Extract:
⁂

The Danish national baroque orchestra Concerto Copenhagen is one of the leading baroque orchestras in the world. The group debuted in 1991 and is supported by the Danish Arts Foundation. Since 1999 the orchestra has been directed by harpsichordist Lars Ulrik Mortensen.

== History ==
Danish National Baroque Orchestra Concerto Copenhagen played its first concerts in 1991 and has since developed into the leading baroque orchestra in Scandinavia.

The orchestra combines a repertoire of well known European music and lesser known works of Scandinavian origin.

Through the years Concerto Copenhagen has collaborated with many international artist like Emma Kirkby, Andreas Scholl, Anne Sofie von Otter, Sonia Prina, Vivica Genaux, Andrew Manze, Andrew Lawrence-King, Reinhard Goebel, Ronald Brautigam, Jordi Savall and Alfredo Bernardini. Between 2015 and 2017, Danish composer Karl Aage Rasmussen was linked to Concerto Copenhagen as composer-in-residence.

Concerto Copenhagen has released recordings on CPO, Deutsche Grammophon and BIS, as well as DVD productions on Harmonia Mundi and Decca.

The orchestra has toured USA, Japan, Brazil, Mexico, Australia and China.

== Discography ==
- J.S.Bach: The Overtures - original versions (CPO, 2021)
- K.AA. Rasmussen: The Four Seasons After Vivaldi (Dacapo, 2019)
- J.S. Bach: Brandenburg Concertos (CPO, 2018)
- Bo Holten: Gesualdo - Shadows (Dacapo, 2018)
- N.W. Gade: The Elf King's Daughter (Dacapo, 2018)
- J.S. Bach: Harpsichord Concertos Vol. 3 (CPO, 2015)
- J.S. Bach: Mass in B Minor (CPO, 2015)

⁂

Data for processing:
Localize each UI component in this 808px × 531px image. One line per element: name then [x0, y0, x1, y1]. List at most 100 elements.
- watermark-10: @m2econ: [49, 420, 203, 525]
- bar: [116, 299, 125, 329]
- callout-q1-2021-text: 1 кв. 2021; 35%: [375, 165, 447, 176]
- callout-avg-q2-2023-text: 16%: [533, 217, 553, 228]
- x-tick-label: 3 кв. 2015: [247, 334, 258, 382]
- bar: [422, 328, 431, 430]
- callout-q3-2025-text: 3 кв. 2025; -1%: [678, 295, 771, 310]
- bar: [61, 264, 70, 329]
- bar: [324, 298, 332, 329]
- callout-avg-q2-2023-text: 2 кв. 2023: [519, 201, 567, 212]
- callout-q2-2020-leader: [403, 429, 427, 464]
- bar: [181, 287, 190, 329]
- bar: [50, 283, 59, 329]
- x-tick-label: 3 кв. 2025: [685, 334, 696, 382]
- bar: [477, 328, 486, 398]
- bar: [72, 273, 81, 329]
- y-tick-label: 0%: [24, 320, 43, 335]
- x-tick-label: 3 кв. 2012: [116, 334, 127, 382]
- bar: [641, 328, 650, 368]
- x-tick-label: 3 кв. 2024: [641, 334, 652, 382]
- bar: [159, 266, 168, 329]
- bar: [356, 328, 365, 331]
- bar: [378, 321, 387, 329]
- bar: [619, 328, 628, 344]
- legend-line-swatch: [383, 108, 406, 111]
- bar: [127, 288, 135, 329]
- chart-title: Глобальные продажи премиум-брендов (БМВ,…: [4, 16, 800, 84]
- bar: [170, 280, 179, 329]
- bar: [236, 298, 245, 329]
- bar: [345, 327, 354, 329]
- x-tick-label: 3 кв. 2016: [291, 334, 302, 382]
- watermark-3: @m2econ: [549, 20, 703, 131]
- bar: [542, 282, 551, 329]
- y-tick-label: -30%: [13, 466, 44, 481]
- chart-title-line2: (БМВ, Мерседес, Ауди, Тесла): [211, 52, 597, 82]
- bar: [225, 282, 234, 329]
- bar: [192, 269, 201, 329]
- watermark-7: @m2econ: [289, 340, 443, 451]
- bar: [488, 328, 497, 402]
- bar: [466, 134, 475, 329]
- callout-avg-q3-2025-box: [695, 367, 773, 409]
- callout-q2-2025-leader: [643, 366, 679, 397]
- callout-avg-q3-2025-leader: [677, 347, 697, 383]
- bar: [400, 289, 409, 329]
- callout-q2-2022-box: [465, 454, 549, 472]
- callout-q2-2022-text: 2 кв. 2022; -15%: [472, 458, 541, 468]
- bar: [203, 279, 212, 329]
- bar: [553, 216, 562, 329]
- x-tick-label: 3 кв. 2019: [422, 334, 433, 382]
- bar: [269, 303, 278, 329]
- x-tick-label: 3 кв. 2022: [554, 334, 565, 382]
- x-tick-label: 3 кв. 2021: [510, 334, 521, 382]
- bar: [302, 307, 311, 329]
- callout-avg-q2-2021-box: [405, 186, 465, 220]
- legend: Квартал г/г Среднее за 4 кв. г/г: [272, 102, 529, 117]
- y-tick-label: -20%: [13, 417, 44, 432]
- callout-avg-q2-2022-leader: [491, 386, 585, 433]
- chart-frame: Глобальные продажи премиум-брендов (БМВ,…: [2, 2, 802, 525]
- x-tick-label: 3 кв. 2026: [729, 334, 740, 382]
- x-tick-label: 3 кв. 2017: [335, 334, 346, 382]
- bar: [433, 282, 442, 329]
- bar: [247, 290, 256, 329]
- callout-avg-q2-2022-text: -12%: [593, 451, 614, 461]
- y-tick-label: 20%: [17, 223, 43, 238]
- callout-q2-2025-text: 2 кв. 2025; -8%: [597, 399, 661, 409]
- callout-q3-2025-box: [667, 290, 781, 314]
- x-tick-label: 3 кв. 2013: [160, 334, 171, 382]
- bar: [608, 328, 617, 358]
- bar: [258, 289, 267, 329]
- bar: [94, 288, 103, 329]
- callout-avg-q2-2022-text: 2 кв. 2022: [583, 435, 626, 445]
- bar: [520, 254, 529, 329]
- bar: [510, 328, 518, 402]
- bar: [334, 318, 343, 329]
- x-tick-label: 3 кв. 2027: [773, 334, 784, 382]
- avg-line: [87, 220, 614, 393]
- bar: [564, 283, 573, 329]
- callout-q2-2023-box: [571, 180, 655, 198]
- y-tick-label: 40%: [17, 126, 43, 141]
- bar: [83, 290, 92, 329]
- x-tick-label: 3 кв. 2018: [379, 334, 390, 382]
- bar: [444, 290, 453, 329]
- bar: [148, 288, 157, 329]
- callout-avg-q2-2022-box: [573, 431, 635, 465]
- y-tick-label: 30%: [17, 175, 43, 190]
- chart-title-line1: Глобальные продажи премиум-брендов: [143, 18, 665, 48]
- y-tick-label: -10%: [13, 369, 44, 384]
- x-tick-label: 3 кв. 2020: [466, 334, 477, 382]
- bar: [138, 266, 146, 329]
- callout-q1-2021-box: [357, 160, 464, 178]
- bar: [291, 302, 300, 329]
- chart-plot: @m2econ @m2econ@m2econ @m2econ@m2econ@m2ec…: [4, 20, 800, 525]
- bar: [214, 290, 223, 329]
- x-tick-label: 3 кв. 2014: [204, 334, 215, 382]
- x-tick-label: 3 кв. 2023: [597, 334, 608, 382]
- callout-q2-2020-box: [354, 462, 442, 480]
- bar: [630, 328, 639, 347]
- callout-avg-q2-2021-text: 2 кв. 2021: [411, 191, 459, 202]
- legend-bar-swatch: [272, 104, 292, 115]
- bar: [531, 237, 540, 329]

⁂

Problem set:
• A. Quote the passage of the Concerto Copenhagen text that opens with the words containing "Concerto Copenhagen has released" and closes with "Daughter (Dacapo, 2018)".
• B. Convert the records, from their start through the line containing "- bar: [542, 282, 551, 329]", into a JSON list of strings with one string per line and blank lines left out.

Task solutions:
• A.
Concerto Copenhagen has released recordings on CPO, Deutsche Grammophon and BIS, as well as DVD productions on Harmonia Mundi and Decca.

The orchestra has toured USA, Japan, Brazil, Mexico, Australia and China.

== Discography ==
- J.S.Bach: The Overtures - original versions (CPO, 2021)
- K.AA. Rasmussen: The Four Seasons After Vivaldi (Dacapo, 2019)
- J.S. Bach: Brandenburg Concertos (CPO, 2018)
- Bo Holten: Gesualdo - Shadows (Dacapo, 2018)
- N.W. Gade: The Elf King's Daughter (Dacapo, 2018)

• B.
[
  "Localize each UI component in this 808px × 531px image. One line per element: name then [x0, y0, x1, y1]. List at most 100 elements.",
  "- watermark-10: @m2econ: [49, 420, 203, 525]",
  "- bar: [116, 299, 125, 329]",
  "- callout-q1-2021-text: 1 кв. 2021; 35%: [375, 165, 447, 176]",
  "- callout-avg-q2-2023-text: 16%: [533, 217, 553, 228]",
  "- x-tick-label: 3 кв. 2015: [247, 334, 258, 382]",
  "- bar: [422, 328, 431, 430]",
  "- callout-q3-2025-text: 3 кв. 2025; -1%: [678, 295, 771, 310]",
  "- bar: [61, 264, 70, 329]",
  "- bar: [324, 298, 332, 329]",
  "- callout-avg-q2-2023-text: 2 кв. 2023: [519, 201, 567, 212]",
  "- callout-q2-2020-leader: [403, 429, 427, 464]",
  "- bar: [181, 287, 190, 329]",
  "- bar: [50, 283, 59, 329]",
  "- x-tick-label: 3 кв. 2025: [685, 334, 696, 382]",
  "- bar: [477, 328, 486, 398]",
  "- bar: [72, 273, 81, 329]",
  "- y-tick-label: 0%: [24, 320, 43, 335]",
  "- x-tick-label: 3 кв. 2012: [116, 334, 127, 382]",
  "- bar: [641, 328, 650, 368]",
  "- x-tick-label: 3 кв. 2024: [641, 334, 652, 382]",
  "- bar: [159, 266, 168, 329]",
  "- bar: [356, 328, 365, 331]",
  "- bar: [378, 321, 387, 329]",
  "- bar: [619, 328, 628, 344]",
  "- legend-line-swatch: [383, 108, 406, 111]",
  "- bar: [127, 288, 135, 329]",
  "- chart-title: Глобальные продажи премиум-брендов (БМВ,…: [4, 16, 800, 84]",
  "- bar: [170, 280, 179, 329]",
  "- bar: [236, 298, 245, 329]",
  "- bar: [345, 327, 354, 329]",
  "- x-tick-label: 3 кв. 2016: [291, 334, 302, 382]",
  "- watermark-3: @m2econ: [549, 20, 703, 131]",
  "- bar: [542, 282, 551, 329]"
]